**Source document**:
* START *
# Time to replace alex rim wheel. (Modest) updgrade recommendations?



## goat000 (Sep 7, 2010)

My 2009 Speedster S30 has been pretty good to relative to what I put it through (stayed outside for two years until a couple months ago, shoddy maintenance, ocassional unavoidable pothole, etc). I've had the rear wheel trued twice and had about 4 spokes replaced. The LBS guy that trued it/replaced a spoke last time said if I lose one more spoke I ought to get it replaced. Just last ride I realized another one had come undone.

I realize I could ask this on the wheels forum, but I wanted to ask about a comparable-but-a-little-nicer purchase for the alex rims specifically. I seem to remember that they're considered one of the weaker pieces on Speedsters. I feel like if I'm going to replace it, I may as well do at least a modest upgrade, but I really don't want to spend very much. (My current situation is a 45 mile RT commute on MUTs once a week plus 1-8 miles in the city several times a week). I've been using conti gator skin tires (25 or 28) over the last year or two because of the city biking, but I may go back to 23s next time around if I'm still doing the longer commute.

So ... suggestions? I don't really know where to start. Also, if I get something similar to the alex rim wheel, is it a big deal to have different wheels? For the record, I'm almost anti-aethestics (figure its just a little less likely to get stolen) so the visual impact isn't a factor for me.

Thanks guys.


----------



## goat000 (Sep 7, 2010)

Anyone have thoughts on this Shimano Road Sport wheel set, which I found for $200 here?
* END *
**Work to complete**:
Check each statement against the wheel forum thread, answering yes or no and quoting the words of the thread that decide it.
1. The poster's bike was kept outside for two years.
2. The shop mechanic advised replacing the wheel if one more spoke is lost.
3. How the new wheel looks matters to the poster.

(Source data)
* START *
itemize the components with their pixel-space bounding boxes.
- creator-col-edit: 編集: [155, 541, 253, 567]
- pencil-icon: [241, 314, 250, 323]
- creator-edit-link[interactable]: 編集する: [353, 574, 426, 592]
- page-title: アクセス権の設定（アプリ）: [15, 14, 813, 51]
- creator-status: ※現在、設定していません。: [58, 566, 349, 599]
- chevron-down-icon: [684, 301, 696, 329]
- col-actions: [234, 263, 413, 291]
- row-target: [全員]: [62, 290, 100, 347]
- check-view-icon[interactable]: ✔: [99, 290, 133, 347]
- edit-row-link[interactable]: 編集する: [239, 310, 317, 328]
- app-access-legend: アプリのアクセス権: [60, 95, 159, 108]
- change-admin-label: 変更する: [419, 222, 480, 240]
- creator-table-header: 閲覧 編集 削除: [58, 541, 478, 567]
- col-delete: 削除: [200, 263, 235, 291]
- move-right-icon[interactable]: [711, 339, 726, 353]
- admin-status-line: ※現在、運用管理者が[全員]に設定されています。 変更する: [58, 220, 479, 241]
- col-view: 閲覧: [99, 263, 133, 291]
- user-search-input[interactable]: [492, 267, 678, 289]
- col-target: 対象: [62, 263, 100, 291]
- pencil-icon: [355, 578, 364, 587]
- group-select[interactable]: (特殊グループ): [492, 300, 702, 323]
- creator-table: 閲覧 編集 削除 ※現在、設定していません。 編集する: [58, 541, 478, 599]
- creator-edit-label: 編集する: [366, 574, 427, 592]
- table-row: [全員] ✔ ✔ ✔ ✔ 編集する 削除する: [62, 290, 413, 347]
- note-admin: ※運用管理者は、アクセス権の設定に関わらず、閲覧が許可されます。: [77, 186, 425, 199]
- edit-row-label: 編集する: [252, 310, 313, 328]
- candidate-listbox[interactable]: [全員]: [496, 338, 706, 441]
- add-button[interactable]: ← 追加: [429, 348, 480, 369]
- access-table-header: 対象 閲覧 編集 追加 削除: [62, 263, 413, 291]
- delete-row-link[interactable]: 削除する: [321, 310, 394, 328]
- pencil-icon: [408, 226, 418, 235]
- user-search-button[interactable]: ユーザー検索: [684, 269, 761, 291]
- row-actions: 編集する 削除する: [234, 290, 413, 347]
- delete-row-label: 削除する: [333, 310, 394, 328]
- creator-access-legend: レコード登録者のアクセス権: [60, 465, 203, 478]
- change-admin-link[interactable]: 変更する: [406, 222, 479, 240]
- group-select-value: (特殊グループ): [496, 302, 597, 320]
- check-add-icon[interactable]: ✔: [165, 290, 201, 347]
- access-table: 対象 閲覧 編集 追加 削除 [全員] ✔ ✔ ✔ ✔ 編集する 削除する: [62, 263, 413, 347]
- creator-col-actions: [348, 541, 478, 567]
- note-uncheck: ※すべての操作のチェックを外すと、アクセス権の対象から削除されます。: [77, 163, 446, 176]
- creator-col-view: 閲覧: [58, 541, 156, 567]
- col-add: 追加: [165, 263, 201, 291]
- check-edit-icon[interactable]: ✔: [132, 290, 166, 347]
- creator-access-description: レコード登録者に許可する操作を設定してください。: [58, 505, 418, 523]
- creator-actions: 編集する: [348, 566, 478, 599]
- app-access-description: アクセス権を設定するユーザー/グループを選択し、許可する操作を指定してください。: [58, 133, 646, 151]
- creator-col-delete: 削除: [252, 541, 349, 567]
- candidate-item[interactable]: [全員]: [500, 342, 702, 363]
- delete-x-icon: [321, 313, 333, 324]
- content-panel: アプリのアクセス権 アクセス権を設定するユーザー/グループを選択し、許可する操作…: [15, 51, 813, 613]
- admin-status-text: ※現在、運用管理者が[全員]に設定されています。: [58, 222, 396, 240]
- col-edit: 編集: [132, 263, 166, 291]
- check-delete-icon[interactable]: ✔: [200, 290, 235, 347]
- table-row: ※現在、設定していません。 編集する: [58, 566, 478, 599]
* END *
**Exercise response**:
1. Yes: "stayed outside for two years until a couple months ago"
2. Yes: "said if I lose one more spoke I ought to get it replaced"
3. No: "the visual impact isn't a factor for me"